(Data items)
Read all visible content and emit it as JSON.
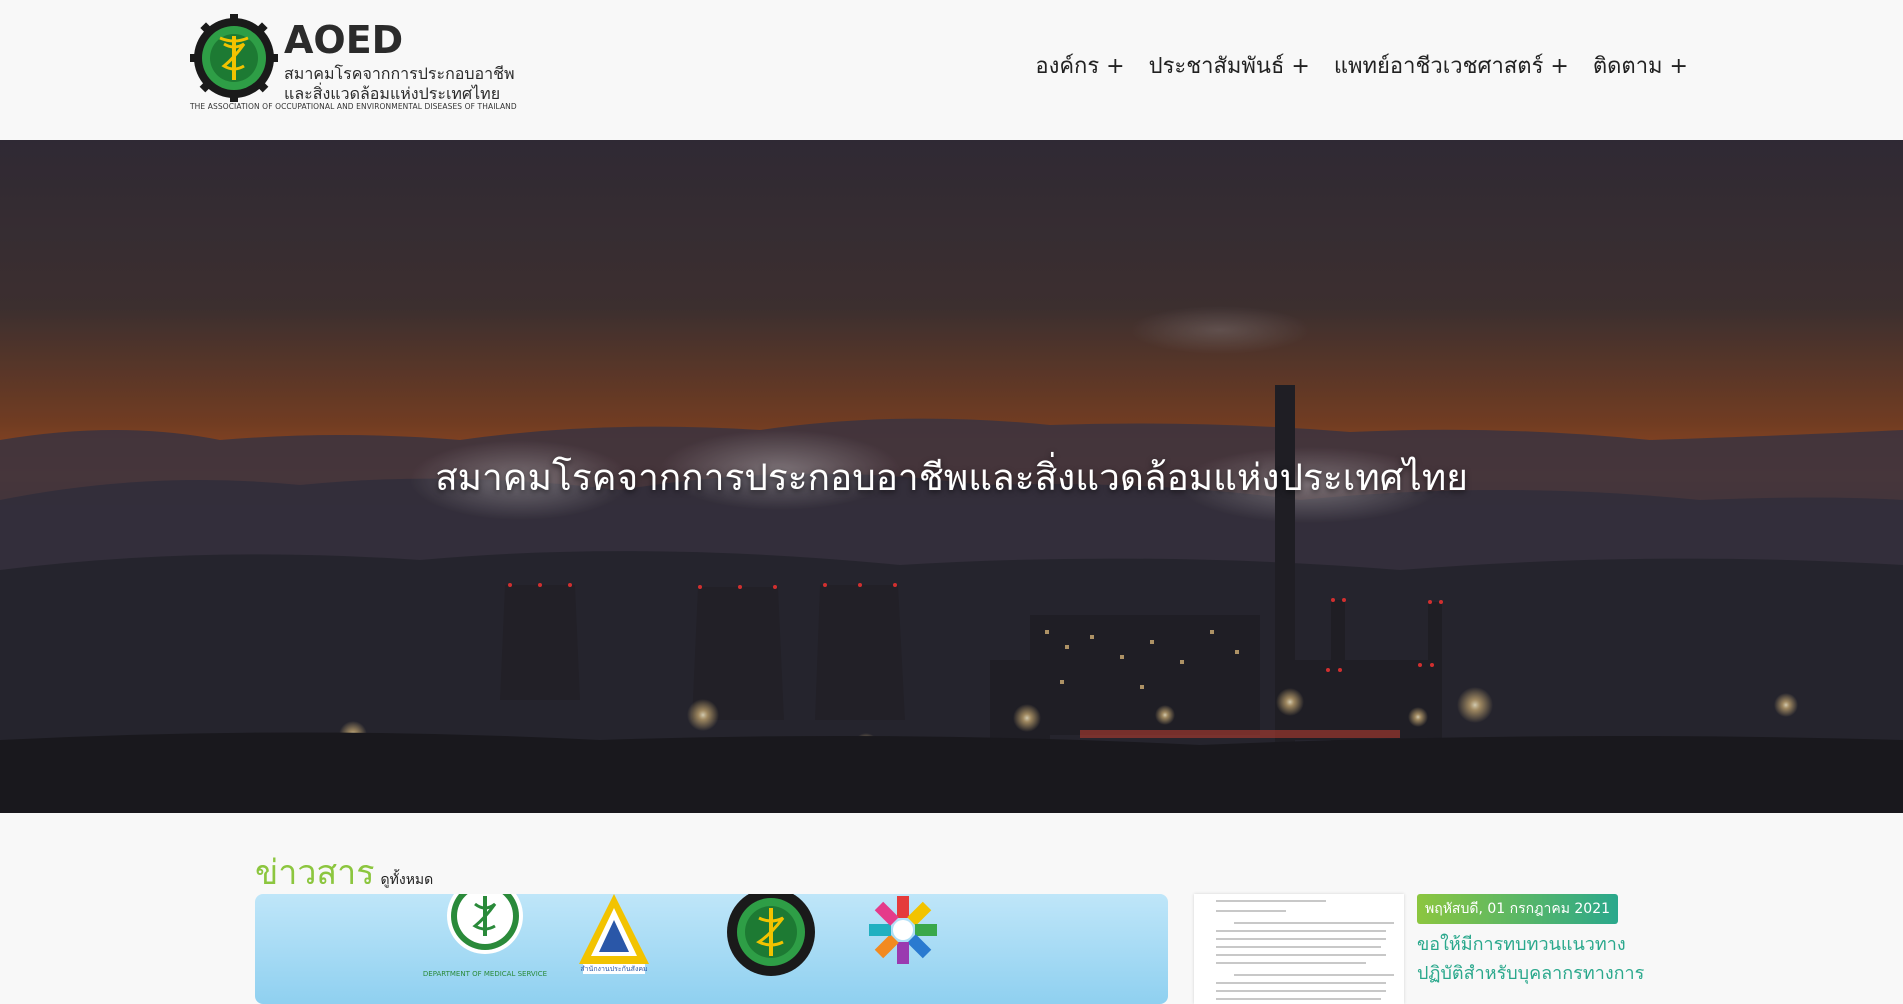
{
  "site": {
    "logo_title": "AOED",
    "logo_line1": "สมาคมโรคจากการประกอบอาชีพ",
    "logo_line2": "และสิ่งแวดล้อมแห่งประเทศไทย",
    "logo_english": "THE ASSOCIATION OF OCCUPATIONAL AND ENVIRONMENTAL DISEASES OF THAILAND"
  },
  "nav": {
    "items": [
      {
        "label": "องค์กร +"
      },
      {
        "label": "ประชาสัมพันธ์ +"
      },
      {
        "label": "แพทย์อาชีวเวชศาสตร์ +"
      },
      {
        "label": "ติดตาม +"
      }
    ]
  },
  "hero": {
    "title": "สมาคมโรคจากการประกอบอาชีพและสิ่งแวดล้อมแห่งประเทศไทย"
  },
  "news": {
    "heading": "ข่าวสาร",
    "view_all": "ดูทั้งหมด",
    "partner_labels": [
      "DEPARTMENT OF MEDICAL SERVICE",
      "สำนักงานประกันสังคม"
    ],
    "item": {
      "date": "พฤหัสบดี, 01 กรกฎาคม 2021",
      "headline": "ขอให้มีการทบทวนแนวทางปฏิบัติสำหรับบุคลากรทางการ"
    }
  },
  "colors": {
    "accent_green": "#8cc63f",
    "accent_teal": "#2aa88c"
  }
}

### TASK DIRECTIONS
Print each of the records above exactly as written, leaving no picture in the copy.

### RESPONSE TO THIS EXERCISE
Read all visible content and emit it as JSON.
{
  "site": {
    "logo_title": "AOED",
    "logo_line1": "สมาคมโรคจากการประกอบอาชีพ",
    "logo_line2": "และสิ่งแวดล้อมแห่งประเทศไทย",
    "logo_english": "THE ASSOCIATION OF OCCUPATIONAL AND ENVIRONMENTAL DISEASES OF THAILAND"
  },
  "nav": {
    "items": [
      {
        "label": "องค์กร +"
      },
      {
        "label": "ประชาสัมพันธ์ +"
      },
      {
        "label": "แพทย์อาชีวเวชศาสตร์ +"
      },
      {
        "label": "ติดตาม +"
      }
    ]
  },
  "hero": {
    "title": "สมาคมโรคจากการประกอบอาชีพและสิ่งแวดล้อมแห่งประเทศไทย"
  },
  "news": {
    "heading": "ข่าวสาร",
    "view_all": "ดูทั้งหมด",
    "partner_labels": [
      "DEPARTMENT OF MEDICAL SERVICE",
      "สำนักงานประกันสังคม"
    ],
    "item": {
      "date": "พฤหัสบดี, 01 กรกฎาคม 2021",
      "headline": "ขอให้มีการทบทวนแนวทางปฏิบัติสำหรับบุคลากรทางการ"
    }
  },
  "colors": {
    "accent_green": "#8cc63f",
    "accent_teal": "#2aa88c"
  }
}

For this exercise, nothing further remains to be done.